# Start of EXTRACTED DATA

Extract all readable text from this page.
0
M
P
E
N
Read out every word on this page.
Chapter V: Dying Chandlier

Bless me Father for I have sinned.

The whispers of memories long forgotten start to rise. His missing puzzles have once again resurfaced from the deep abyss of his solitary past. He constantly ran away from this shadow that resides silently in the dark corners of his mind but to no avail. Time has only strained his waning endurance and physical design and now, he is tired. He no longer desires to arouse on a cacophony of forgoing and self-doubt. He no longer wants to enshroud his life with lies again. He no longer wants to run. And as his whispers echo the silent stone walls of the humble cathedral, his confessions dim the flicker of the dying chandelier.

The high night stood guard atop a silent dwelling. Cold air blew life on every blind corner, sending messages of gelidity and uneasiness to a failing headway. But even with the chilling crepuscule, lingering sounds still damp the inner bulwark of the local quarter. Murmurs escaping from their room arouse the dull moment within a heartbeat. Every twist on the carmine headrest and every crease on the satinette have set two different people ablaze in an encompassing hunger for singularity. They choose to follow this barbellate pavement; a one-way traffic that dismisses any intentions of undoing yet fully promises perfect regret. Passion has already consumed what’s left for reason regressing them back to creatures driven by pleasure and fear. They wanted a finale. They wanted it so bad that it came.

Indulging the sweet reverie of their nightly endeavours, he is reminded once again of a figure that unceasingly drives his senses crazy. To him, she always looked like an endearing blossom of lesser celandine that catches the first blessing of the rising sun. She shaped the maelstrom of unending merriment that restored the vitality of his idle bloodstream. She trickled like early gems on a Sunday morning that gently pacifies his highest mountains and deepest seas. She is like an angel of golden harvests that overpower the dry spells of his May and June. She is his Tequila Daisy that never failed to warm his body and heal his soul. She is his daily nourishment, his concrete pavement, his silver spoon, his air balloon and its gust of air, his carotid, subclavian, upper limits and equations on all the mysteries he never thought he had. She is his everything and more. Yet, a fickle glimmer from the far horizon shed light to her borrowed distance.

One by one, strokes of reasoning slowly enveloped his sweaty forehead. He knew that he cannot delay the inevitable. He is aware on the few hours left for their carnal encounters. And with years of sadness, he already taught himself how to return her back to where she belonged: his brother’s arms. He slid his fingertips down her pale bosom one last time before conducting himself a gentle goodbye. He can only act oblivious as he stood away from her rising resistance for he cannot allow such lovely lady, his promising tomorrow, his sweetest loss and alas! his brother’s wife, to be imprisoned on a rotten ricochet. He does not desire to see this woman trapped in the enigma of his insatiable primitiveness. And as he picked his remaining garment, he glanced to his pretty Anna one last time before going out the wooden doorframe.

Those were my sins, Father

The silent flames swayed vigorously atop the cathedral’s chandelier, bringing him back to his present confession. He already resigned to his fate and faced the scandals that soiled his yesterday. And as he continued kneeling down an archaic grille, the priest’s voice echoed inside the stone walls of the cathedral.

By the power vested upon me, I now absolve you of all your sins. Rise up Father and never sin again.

# End of EXTRACTED DATA

__EXERCISE GOAL__: State how many lines above contain the string "page", with no other words.

__TASK RESULT__: 2